[Data supplied start]
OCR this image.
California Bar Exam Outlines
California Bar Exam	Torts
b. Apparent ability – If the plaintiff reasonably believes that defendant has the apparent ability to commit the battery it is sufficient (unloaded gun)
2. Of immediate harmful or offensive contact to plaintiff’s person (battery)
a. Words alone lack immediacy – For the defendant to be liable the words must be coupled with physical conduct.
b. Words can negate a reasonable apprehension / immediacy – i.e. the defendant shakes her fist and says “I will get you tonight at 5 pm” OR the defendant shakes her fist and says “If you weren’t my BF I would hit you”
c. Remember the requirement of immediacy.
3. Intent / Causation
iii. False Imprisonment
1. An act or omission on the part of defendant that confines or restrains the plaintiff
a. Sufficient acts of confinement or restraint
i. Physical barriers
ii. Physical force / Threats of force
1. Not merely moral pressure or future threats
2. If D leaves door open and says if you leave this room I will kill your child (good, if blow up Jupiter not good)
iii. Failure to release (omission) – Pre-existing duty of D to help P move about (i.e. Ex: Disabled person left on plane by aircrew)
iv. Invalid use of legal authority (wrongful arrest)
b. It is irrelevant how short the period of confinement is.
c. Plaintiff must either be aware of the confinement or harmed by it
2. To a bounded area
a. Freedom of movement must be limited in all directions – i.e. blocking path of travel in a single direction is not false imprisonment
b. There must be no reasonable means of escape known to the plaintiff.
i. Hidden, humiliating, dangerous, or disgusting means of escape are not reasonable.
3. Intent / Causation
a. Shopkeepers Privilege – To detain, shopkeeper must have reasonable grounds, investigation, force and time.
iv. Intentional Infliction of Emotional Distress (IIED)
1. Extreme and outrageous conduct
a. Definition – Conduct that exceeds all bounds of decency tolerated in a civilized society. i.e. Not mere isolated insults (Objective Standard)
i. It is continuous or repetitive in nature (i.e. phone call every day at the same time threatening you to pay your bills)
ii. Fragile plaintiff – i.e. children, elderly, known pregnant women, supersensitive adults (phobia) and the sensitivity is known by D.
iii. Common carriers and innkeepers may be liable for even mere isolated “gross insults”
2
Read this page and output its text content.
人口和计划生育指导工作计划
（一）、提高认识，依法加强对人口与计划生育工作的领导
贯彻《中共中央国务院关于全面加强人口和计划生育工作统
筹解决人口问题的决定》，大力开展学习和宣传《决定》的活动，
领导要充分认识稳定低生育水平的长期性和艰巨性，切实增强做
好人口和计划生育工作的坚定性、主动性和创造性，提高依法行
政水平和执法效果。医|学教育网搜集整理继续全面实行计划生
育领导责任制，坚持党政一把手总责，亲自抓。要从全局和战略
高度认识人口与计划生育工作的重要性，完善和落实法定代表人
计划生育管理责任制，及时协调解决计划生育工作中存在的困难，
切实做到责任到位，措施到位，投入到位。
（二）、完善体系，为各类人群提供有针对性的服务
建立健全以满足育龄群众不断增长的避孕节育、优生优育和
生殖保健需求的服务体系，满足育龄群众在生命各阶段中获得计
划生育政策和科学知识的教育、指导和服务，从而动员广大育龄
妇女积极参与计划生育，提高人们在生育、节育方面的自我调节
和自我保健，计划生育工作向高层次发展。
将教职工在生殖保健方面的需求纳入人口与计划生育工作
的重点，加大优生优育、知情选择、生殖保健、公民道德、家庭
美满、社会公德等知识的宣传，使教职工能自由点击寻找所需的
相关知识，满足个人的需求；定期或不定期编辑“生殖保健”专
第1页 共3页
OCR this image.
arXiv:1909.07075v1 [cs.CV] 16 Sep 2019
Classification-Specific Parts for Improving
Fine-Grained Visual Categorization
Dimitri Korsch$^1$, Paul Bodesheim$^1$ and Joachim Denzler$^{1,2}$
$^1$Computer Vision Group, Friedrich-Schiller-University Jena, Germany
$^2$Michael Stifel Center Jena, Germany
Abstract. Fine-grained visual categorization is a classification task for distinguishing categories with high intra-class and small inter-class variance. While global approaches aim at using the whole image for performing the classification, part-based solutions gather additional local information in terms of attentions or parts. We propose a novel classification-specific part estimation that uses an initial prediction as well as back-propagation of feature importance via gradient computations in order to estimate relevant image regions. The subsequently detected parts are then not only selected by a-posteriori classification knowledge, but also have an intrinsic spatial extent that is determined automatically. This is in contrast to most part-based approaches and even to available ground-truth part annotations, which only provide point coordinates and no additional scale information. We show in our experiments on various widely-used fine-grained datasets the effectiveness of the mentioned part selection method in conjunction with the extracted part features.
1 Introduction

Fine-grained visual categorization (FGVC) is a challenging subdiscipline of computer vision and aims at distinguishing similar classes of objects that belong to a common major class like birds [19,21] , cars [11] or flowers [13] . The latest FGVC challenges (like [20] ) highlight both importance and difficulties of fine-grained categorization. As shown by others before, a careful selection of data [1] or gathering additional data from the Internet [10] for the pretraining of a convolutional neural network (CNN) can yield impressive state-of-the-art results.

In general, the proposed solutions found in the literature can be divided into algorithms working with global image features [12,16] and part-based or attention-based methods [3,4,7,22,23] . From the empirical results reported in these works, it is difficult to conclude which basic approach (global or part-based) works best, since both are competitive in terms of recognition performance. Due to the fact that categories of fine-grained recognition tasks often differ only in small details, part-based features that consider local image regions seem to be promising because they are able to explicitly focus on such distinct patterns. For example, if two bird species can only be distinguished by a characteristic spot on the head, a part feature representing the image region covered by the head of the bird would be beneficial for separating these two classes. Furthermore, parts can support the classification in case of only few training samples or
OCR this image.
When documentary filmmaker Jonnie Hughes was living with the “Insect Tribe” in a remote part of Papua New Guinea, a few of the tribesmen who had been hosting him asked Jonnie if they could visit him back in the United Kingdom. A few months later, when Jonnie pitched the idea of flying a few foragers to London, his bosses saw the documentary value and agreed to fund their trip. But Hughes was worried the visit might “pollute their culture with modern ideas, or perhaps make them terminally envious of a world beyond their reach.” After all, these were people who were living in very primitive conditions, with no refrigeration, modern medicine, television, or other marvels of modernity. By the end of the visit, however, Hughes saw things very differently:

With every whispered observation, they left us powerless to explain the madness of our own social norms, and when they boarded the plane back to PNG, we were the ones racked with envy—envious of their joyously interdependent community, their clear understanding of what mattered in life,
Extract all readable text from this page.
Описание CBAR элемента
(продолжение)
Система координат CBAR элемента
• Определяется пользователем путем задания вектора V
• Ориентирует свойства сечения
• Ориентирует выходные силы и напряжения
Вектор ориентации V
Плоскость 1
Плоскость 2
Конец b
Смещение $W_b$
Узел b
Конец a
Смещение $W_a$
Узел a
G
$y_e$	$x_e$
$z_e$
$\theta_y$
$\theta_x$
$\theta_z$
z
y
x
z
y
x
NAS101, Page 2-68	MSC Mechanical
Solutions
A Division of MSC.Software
[Data supplied end]
Copy each record from above without leaving any out.

> **Result of this task**
OCR this image.
California Bar Exam Outlines
California Bar Exam	Torts
b. Apparent ability – If the plaintiff reasonably believes that defendant has the apparent ability to commit the battery it is sufficient (unloaded gun)
2. Of immediate harmful or offensive contact to plaintiff’s person (battery)
a. Words alone lack immediacy – For the defendant to be liable the words must be coupled with physical conduct.
b. Words can negate a reasonable apprehension / immediacy – i.e. the defendant shakes her fist and says “I will get you tonight at 5 pm” OR the defendant shakes her fist and says “If you weren’t my BF I would hit you”
c. Remember the requirement of immediacy.
3. Intent / Causation
iii. False Imprisonment
1. An act or omission on the part of defendant that confines or restrains the plaintiff
a. Sufficient acts of confinement or restraint
i. Physical barriers
ii. Physical force / Threats of force
1. Not merely moral pressure or future threats
2. If D leaves door open and says if you leave this room I will kill your child (good, if blow up Jupiter not good)
iii. Failure to release (omission) – Pre-existing duty of D to help P move about (i.e. Ex: Disabled person left on plane by aircrew)
iv. Invalid use of legal authority (wrongful arrest)
b. It is irrelevant how short the period of confinement is.
c. Plaintiff must either be aware of the confinement or harmed by it
2. To a bounded area
a. Freedom of movement must be limited in all directions – i.e. blocking path of travel in a single direction is not false imprisonment
b. There must be no reasonable means of escape known to the plaintiff.
i. Hidden, humiliating, dangerous, or disgusting means of escape are not reasonable.
3. Intent / Causation
a. Shopkeepers Privilege – To detain, shopkeeper must have reasonable grounds, investigation, force and time.
iv. Intentional Infliction of Emotional Distress (IIED)
1. Extreme and outrageous conduct
a. Definition – Conduct that exceeds all bounds of decency tolerated in a civilized society. i.e. Not mere isolated insults (Objective Standard)
i. It is continuous or repetitive in nature (i.e. phone call every day at the same time threatening you to pay your bills)
ii. Fragile plaintiff – i.e. children, elderly, known pregnant women, supersensitive adults (phobia) and the sensitivity is known by D.
iii. Common carriers and innkeepers may be liable for even mere isolated “gross insults”
2
Read this page and output its text content.
人口和计划生育指导工作计划
（一）、提高认识，依法加强对人口与计划生育工作的领导
贯彻《中共中央国务院关于全面加强人口和计划生育工作统
筹解决人口问题的决定》，大力开展学习和宣传《决定》的活动，
领导要充分认识稳定低生育水平的长期性和艰巨性，切实增强做
好人口和计划生育工作的坚定性、主动性和创造性，提高依法行
政水平和执法效果。医|学教育网搜集整理继续全面实行计划生
育领导责任制，坚持党政一把手总责，亲自抓。要从全局和战略
高度认识人口与计划生育工作的重要性，完善和落实法定代表人
计划生育管理责任制，及时协调解决计划生育工作中存在的困难，
切实做到责任到位，措施到位，投入到位。
（二）、完善体系，为各类人群提供有针对性的服务
建立健全以满足育龄群众不断增长的避孕节育、优生优育和
生殖保健需求的服务体系，满足育龄群众在生命各阶段中获得计
划生育政策和科学知识的教育、指导和服务，从而动员广大育龄
妇女积极参与计划生育，提高人们在生育、节育方面的自我调节
和自我保健，计划生育工作向高层次发展。
将教职工在生殖保健方面的需求纳入人口与计划生育工作
的重点，加大优生优育、知情选择、生殖保健、公民道德、家庭
美满、社会公德等知识的宣传，使教职工能自由点击寻找所需的
相关知识，满足个人的需求；定期或不定期编辑“生殖保健”专
第1页 共3页
OCR this image.
arXiv:1909.07075v1 [cs.CV] 16 Sep 2019
Classification-Specific Parts for Improving
Fine-Grained Visual Categorization
Dimitri Korsch$^1$, Paul Bodesheim$^1$ and Joachim Denzler$^{1,2}$
$^1$Computer Vision Group, Friedrich-Schiller-University Jena, Germany
$^2$Michael Stifel Center Jena, Germany
Abstract. Fine-grained visual categorization is a classification task for distinguishing categories with high intra-class and small inter-class variance. While global approaches aim at using the whole image for performing the classification, part-based solutions gather additional local information in terms of attentions or parts. We propose a novel classification-specific part estimation that uses an initial prediction as well as back-propagation of feature importance via gradient computations in order to estimate relevant image regions. The subsequently detected parts are then not only selected by a-posteriori classification knowledge, but also have an intrinsic spatial extent that is determined automatically. This is in contrast to most part-based approaches and even to available ground-truth part annotations, which only provide point coordinates and no additional scale information. We show in our experiments on various widely-used fine-grained datasets the effectiveness of the mentioned part selection method in conjunction with the extracted part features.
1 Introduction

Fine-grained visual categorization (FGVC) is a challenging subdiscipline of computer vision and aims at distinguishing similar classes of objects that belong to a common major class like birds [19,21] , cars [11] or flowers [13] . The latest FGVC challenges (like [20] ) highlight both importance and difficulties of fine-grained categorization. As shown by others before, a careful selection of data [1] or gathering additional data from the Internet [10] for the pretraining of a convolutional neural network (CNN) can yield impressive state-of-the-art results.

In general, the proposed solutions found in the literature can be divided into algorithms working with global image features [12,16] and part-based or attention-based methods [3,4,7,22,23] . From the empirical results reported in these works, it is difficult to conclude which basic approach (global or part-based) works best, since both are competitive in terms of recognition performance. Due to the fact that categories of fine-grained recognition tasks often differ only in small details, part-based features that consider local image regions seem to be promising because they are able to explicitly focus on such distinct patterns. For example, if two bird species can only be distinguished by a characteristic spot on the head, a part feature representing the image region covered by the head of the bird would be beneficial for separating these two classes. Furthermore, parts can support the classification in case of only few training samples or
OCR this image.
When documentary filmmaker Jonnie Hughes was living with the “Insect Tribe” in a remote part of Papua New Guinea, a few of the tribesmen who had been hosting him asked Jonnie if they could visit him back in the United Kingdom. A few months later, when Jonnie pitched the idea of flying a few foragers to London, his bosses saw the documentary value and agreed to fund their trip. But Hughes was worried the visit might “pollute their culture with modern ideas, or perhaps make them terminally envious of a world beyond their reach.” After all, these were people who were living in very primitive conditions, with no refrigeration, modern medicine, television, or other marvels of modernity. By the end of the visit, however, Hughes saw things very differently:

With every whispered observation, they left us powerless to explain the madness of our own social norms, and when they boarded the plane back to PNG, we were the ones racked with envy—envious of their joyously interdependent community, their clear understanding of what mattered in life,
Extract all readable text from this page.
Описание CBAR элемента
(продолжение)
Система координат CBAR элемента
• Определяется пользователем путем задания вектора V
• Ориентирует свойства сечения
• Ориентирует выходные силы и напряжения
Вектор ориентации V
Плоскость 1
Плоскость 2
Конец b
Смещение $W_b$
Узел b
Конец a
Смещение $W_a$
Узел a
G
$y_e$	$x_e$
$z_e$
$\theta_y$
$\theta_x$
$\theta_z$
z
y
x
z
y
x
NAS101, Page 2-68	MSC Mechanical
Solutions
A Division of MSC.Software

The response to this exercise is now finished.